**Work to be completed**.
Copy the part of the Slashdot thread on the Flash bug that opens with the words containing "(yes, I don't" and closes with "much less harmful.", substituting "Minesweeper" for "Farmville".
Excerpt provided section start
Slashdot Mirror

← Back to Stories (view on slashdot.org)

Adobe Warns of Critical Flash Bug, Already Being Exploited

Posted by timothy on from the dirty-captalists dept.

Trailrunner7 writes "On the same day that it plans to release a patch for a critical flaw in Shockwave, Adobe confirmed on Thursday morning that there is a newly discovered bug in Flash that is being actively exploited already in attacks against Reader. The vulnerability affects Flash on all of the relevant platforms, including Android, as well as Reader on Windows and Mac, and won't be patched for nearly two weeks. The new Flash bug came to light early Thursday when a researcher posted information about the problem, as well as a Trojan that is exploiting it and dropping a pair of malicious files on vulnerable PCs. Researcher Mila Parkour tested the bug and posted a screenshot of the malicious files that a Trojan exploiting the vulnerability drops during its infection routine. Adobe has since confirmed the vulnerability and said that it is aware of the attacks against Reader."

9 of 244 comments (clear)

  1. Re:of course by blair1q · · Score: 2, Funny

    It happens when you open PDF documents and Flash scripts. Duh.

  2. Re:Adobe sucks. by WrongSizeGlass · · Score: 4, Funny

    Isn't Flash supposedly sandboxed? And, what the hell is Flash doing in a PDF viewing utility?

    Sandboxed? More like litter boxed.

  3. Re:Why two weeks to fix? by Anonymous Coward · · Score: 1, Funny

    There's another way to do it, which works right now, and will help protect against any future flash security holes. Type this into a terminal:

    apt-get remove flashplugin-nonfree

  4. Sure, help yourself by Anonymous Coward · · Score: 0, Funny

    this one

  5. Ironic by Kazymyr · · Score: 4, Funny

    Am I the only one who finds it ironic that a web site that warns of a critical bug in the Flash player tries to install the Flash plugin?

    (yes, I don't have Flash installed anywhere and so the linked web page demands to install it)

    --
    I hadn't known there were so many idiots in the world until I started using the Internet -Stanislaw Lem
  6. Re:Why two weeks to fix? by 0123456 · · Score: 4, Funny

    They need to come up with a reliable way to fix this, make absolutely sure it actually fixes the problem, and then make sure the patch doesn't cause crashes on any of the OS variants out there. Otherwise the chaos would be worse.

    Indeed: just imagine the riots in the streets if they accidentally broke Farmville. Having millions more PCs in botnets will be much less harmful.

  7. Re:Understand Apple a bit better? by SatanicPuppy · · Score: 2, Funny

    Apple does the things it does because Jobs isn't afraid of shit. It's not like other companies don't hate Adobe as well, but only Steve-o would be willing to drop his pants and scream "Suck my diiiiiick!" at Adobe.
Excerpt provided section end
Dataset records section start
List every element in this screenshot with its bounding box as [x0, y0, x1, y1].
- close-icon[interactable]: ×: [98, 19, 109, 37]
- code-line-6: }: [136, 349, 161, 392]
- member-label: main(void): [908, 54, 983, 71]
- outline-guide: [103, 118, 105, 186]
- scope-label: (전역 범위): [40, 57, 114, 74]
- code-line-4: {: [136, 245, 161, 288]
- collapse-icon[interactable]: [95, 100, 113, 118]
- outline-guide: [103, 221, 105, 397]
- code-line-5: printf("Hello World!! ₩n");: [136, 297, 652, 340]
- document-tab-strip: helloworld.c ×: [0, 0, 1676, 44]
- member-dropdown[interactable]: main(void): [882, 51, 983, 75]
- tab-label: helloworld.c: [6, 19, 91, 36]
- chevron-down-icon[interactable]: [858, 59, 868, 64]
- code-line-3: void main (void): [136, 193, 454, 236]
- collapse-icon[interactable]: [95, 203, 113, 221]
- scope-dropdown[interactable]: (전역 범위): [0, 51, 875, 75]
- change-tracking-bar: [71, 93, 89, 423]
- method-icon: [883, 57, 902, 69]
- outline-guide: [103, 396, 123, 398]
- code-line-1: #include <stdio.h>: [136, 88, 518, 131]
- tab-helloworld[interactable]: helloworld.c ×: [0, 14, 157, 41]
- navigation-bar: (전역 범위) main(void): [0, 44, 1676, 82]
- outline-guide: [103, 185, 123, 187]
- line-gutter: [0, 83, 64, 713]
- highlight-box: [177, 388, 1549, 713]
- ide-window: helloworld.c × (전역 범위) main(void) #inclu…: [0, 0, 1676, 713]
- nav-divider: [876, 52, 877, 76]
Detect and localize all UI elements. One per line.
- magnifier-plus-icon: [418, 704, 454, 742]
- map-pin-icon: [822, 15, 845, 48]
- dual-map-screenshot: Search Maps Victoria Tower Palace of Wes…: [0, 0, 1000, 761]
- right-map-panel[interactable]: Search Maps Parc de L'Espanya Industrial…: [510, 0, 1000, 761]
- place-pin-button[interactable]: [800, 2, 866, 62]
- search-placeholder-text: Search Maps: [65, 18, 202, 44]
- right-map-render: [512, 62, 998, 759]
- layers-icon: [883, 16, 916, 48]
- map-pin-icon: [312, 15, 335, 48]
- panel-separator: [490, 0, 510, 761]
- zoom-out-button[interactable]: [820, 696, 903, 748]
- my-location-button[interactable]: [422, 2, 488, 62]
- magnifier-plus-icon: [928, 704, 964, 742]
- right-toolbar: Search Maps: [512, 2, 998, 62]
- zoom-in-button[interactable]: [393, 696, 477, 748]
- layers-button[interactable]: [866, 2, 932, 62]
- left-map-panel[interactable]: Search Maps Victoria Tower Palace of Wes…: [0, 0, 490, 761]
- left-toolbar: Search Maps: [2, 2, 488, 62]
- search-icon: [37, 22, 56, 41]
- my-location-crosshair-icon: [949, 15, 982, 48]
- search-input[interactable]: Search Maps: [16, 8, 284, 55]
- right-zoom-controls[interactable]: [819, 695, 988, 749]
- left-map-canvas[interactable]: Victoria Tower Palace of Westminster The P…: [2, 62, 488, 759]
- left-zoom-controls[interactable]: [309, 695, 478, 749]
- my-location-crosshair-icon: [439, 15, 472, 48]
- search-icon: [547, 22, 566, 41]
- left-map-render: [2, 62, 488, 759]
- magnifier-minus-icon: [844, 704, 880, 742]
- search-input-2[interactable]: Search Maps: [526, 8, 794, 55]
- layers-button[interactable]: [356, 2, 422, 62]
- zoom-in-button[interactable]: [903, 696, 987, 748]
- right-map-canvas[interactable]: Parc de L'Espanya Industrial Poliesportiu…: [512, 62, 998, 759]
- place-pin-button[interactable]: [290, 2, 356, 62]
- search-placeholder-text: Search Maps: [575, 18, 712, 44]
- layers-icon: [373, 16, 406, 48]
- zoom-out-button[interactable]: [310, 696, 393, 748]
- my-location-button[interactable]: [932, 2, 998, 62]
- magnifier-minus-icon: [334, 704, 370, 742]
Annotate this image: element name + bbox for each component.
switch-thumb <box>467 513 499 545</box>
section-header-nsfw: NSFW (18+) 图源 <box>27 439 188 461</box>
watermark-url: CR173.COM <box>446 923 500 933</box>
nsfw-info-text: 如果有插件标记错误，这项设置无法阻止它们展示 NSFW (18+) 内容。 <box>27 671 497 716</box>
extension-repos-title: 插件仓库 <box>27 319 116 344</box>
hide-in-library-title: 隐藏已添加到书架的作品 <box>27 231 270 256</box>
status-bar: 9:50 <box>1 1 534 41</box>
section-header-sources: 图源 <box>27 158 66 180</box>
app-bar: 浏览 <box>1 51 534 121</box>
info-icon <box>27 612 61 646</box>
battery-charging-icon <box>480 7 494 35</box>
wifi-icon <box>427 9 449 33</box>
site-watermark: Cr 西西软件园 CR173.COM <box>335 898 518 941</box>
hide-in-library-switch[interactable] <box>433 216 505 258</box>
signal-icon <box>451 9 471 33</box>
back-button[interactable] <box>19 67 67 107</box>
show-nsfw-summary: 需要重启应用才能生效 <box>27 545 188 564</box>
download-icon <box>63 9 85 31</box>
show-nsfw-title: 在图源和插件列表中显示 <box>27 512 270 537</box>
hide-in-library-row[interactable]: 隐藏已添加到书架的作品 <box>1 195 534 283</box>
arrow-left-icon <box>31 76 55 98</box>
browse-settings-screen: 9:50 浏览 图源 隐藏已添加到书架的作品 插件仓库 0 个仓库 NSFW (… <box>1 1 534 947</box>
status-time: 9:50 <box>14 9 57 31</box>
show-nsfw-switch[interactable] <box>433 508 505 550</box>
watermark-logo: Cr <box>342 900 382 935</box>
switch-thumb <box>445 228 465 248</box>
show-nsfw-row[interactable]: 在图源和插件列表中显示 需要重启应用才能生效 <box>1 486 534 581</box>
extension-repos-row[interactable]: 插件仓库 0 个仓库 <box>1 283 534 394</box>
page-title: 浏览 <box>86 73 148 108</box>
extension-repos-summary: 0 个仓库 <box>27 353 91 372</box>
Dataset records section end
**Finished task**.
(yes, I don't have Flash installed anywhere and so the linked web page demands to install it)

    --
    I hadn't known there were so many idiots in the world until I started using the Internet -Stanislaw Lem
  6. Re:Why two weeks to fix? by 0123456 · · Score: 4, Funny

    They need to come up with a reliable way to fix this, make absolutely sure it actually fixes the problem, and then make sure the patch doesn't cause crashes on any of the OS variants out there. Otherwise the chaos would be worse.

    Indeed: just imagine the riots in the streets if they accidentally broke Minesweeper. Having millions more PCs in botnets will be much less harmful.